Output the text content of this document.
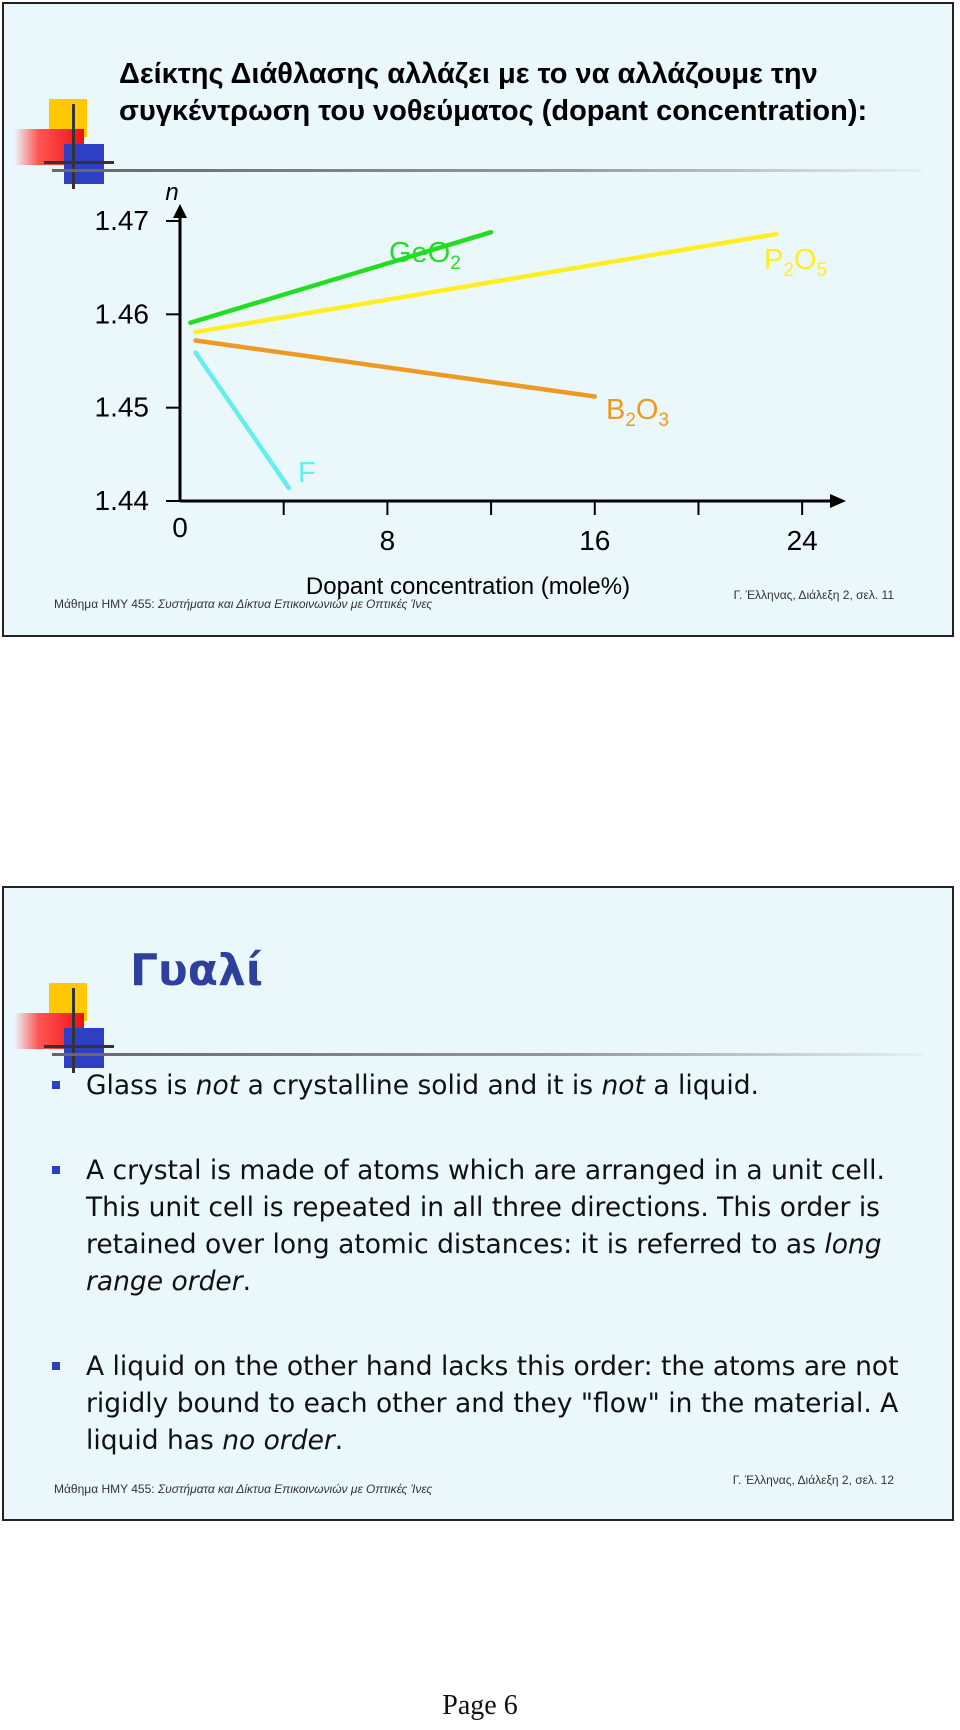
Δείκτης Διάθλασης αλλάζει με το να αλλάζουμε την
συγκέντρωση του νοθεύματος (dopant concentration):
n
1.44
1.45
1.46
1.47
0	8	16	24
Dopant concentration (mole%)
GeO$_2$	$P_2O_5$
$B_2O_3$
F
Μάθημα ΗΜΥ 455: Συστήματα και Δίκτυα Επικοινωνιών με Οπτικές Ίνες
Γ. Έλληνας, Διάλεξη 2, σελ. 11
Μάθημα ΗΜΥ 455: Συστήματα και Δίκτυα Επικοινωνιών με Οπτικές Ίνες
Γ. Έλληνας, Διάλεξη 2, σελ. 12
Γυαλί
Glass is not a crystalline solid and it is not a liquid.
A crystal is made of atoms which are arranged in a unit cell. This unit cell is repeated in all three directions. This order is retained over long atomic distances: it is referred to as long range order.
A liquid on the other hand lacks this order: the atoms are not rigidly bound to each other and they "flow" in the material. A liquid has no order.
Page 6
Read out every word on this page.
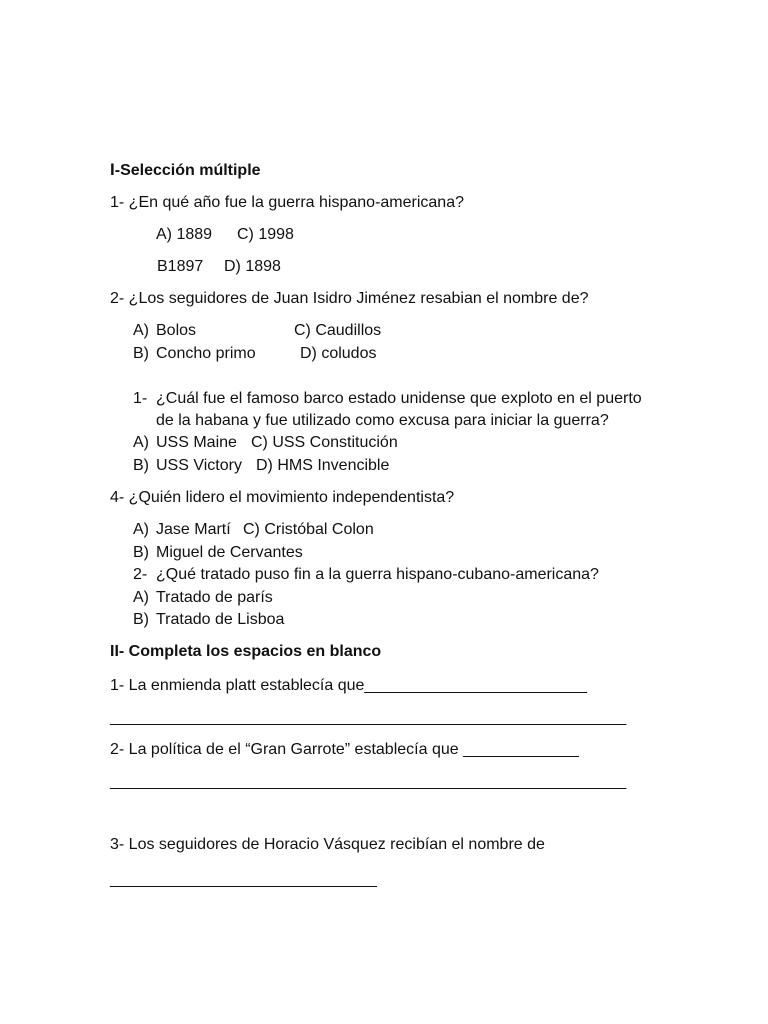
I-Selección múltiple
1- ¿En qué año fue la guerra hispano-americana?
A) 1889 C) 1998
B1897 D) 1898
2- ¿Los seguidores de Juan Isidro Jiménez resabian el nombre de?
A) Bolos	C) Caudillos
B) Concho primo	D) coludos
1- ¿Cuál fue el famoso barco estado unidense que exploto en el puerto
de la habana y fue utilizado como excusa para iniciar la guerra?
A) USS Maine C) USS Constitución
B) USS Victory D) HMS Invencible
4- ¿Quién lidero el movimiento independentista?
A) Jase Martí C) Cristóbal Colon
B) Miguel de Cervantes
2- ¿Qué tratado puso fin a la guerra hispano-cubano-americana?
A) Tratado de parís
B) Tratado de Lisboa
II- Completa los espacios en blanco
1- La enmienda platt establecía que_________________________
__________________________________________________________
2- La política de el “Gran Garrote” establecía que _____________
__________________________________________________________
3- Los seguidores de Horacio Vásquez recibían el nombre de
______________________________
○ ○ ○ ○
> [Required task] Pictures in the data above should not be copied; transcribe everything else exactly.

> [Solution for this task]
Output the text content of this document.
Δείκτης Διάθλασης αλλάζει με το να αλλάζουμε την
συγκέντρωση του νοθεύματος (dopant concentration):
n
1.44
1.45
1.46
1.47
0	8	16	24
Dopant concentration (mole%)
GeO$_2$	$P_2O_5$
$B_2O_3$
F
Μάθημα ΗΜΥ 455: Συστήματα και Δίκτυα Επικοινωνιών με Οπτικές Ίνες
Γ. Έλληνας, Διάλεξη 2, σελ. 11
Μάθημα ΗΜΥ 455: Συστήματα και Δίκτυα Επικοινωνιών με Οπτικές Ίνες
Γ. Έλληνας, Διάλεξη 2, σελ. 12
Γυαλί
Glass is not a crystalline solid and it is not a liquid.
A crystal is made of atoms which are arranged in a unit cell. This unit cell is repeated in all three directions. This order is retained over long atomic distances: it is referred to as long range order.
A liquid on the other hand lacks this order: the atoms are not rigidly bound to each other and they "flow" in the material. A liquid has no order.
Page 6
Read out every word on this page.
I-Selección múltiple
1- ¿En qué año fue la guerra hispano-americana?
A) 1889 C) 1998
B1897 D) 1898
2- ¿Los seguidores de Juan Isidro Jiménez resabian el nombre de?
A) Bolos	C) Caudillos
B) Concho primo	D) coludos
1- ¿Cuál fue el famoso barco estado unidense que exploto en el puerto
de la habana y fue utilizado como excusa para iniciar la guerra?
A) USS Maine C) USS Constitución
B) USS Victory D) HMS Invencible
4- ¿Quién lidero el movimiento independentista?
A) Jase Martí C) Cristóbal Colon
B) Miguel de Cervantes
2- ¿Qué tratado puso fin a la guerra hispano-cubano-americana?
A) Tratado de parís
B) Tratado de Lisboa
II- Completa los espacios en blanco
1- La enmienda platt establecía que_________________________
__________________________________________________________
2- La política de el “Gran Garrote” establecía que _____________
__________________________________________________________
3- Los seguidores de Horacio Vásquez recibían el nombre de
______________________________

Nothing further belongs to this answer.